* **Instructions for the task**:
Without the pictures, copy all the entries below exactly.
[Stored records start]
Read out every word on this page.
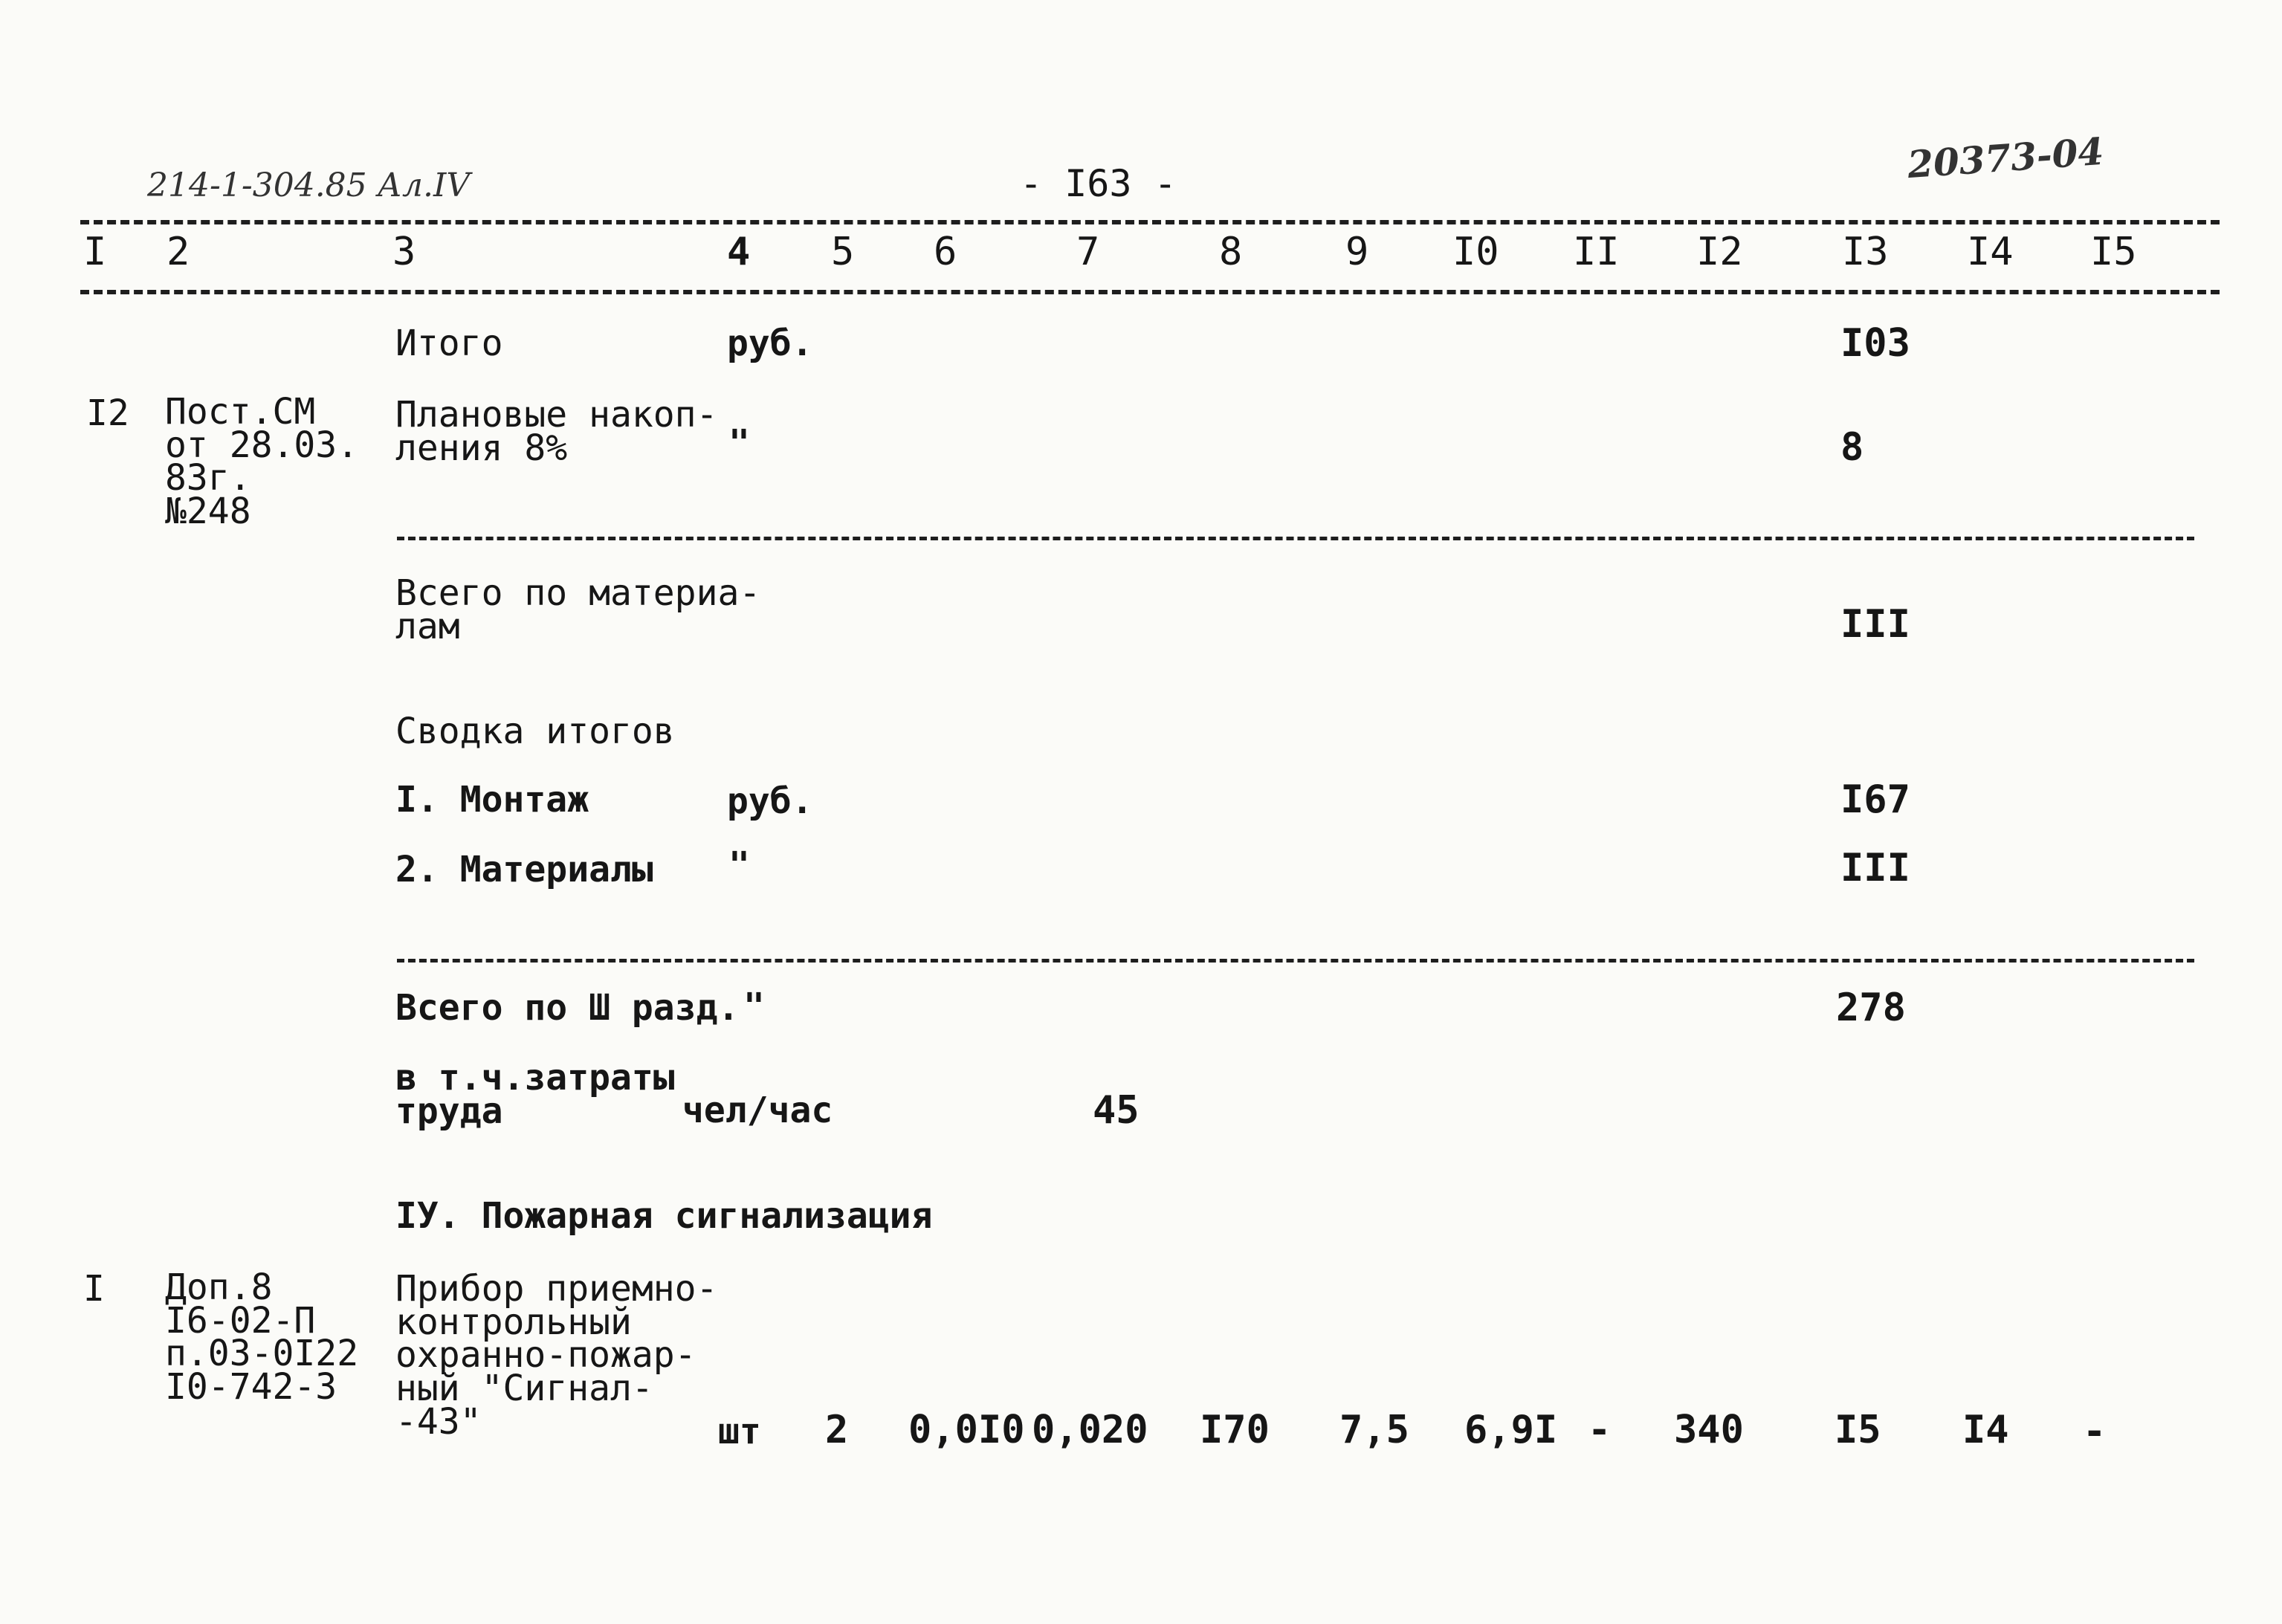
214-1-304.85 Ал.IV	- I63 -	20373-04
I 2	3	4 5 6	7	8	9 I0 II I2	I3 I4 I5
Итого	руб.	I03
I2 Пост.СМ
от 28.03.
83г.
№248
Плановые накоп-
ления 8%	"	8
Всего по материа-
лам	III
Сводка итогов
I. Монтаж	руб.	I67
2. Материалы "	III
Всего по Ш разд. "	278
в т.ч.затраты
труда	чел/час	45
IУ. Пожарная сигнализация
I Доп.8
I6-02-П
п.03-0I22
I0-742-3
Прибор приемно-
контрольный
охранно-пожар-
ный "Сигнал-
-43"	шт 2 0,0I0 0,020 I70 7,5 6,9I - 340 I5 I4 -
[Stored records end]
* **Finished exercise**:
Read out every word on this page.
214-1-304.85 Ал.IV	- I63 -	20373-04
I 2	3	4 5 6	7	8	9 I0 II I2	I3 I4 I5
Итого	руб.	I03
I2 Пост.СМ
от 28.03.
83г.
№248
Плановые накоп-
ления 8%	"	8
Всего по материа-
лам	III
Сводка итогов
I. Монтаж	руб.	I67
2. Материалы "	III
Всего по Ш разд. "	278
в т.ч.затраты
труда	чел/час	45
IУ. Пожарная сигнализация
I Доп.8
I6-02-П
п.03-0I22
I0-742-3
Прибор приемно-
контрольный
охранно-пожар-
ный "Сигнал-
-43"	шт 2 0,0I0 0,020 I70 7,5 6,9I - 340 I5 I4 -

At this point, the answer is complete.